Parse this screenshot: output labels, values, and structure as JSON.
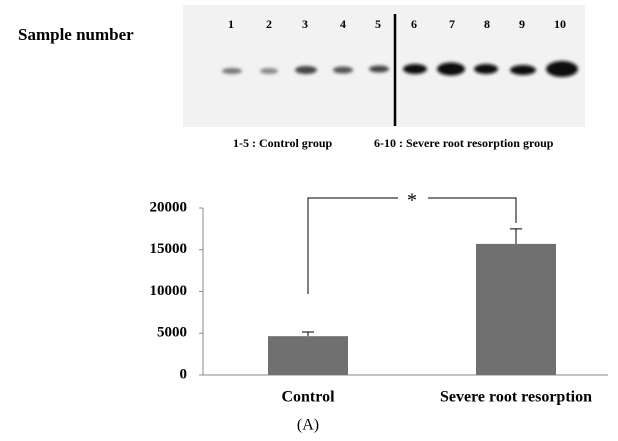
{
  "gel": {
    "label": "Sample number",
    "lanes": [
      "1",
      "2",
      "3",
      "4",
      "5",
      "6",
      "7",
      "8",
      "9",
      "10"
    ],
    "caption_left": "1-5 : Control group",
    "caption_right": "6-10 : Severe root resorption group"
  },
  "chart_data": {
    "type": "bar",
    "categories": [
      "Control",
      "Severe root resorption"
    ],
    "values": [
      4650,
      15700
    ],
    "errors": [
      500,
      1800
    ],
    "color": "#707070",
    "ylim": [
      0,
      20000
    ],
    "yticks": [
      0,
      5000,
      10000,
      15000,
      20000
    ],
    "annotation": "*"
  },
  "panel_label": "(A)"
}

- - - -

**Exercise:** Repeat every record precisely. Any picture among them stays out of the copy.

**Reply to the task:**
Parse this screenshot: output labels, values, and structure as JSON.
{
  "gel": {
    "label": "Sample number",
    "lanes": [
      "1",
      "2",
      "3",
      "4",
      "5",
      "6",
      "7",
      "8",
      "9",
      "10"
    ],
    "caption_left": "1-5 : Control group",
    "caption_right": "6-10 : Severe root resorption group"
  },
  "chart_data": {
    "type": "bar",
    "categories": [
      "Control",
      "Severe root resorption"
    ],
    "values": [
      4650,
      15700
    ],
    "errors": [
      500,
      1800
    ],
    "color": "#707070",
    "ylim": [
      0,
      20000
    ],
    "yticks": [
      0,
      5000,
      10000,
      15000,
      20000
    ],
    "annotation": "*"
  },
  "panel_label": "(A)"
}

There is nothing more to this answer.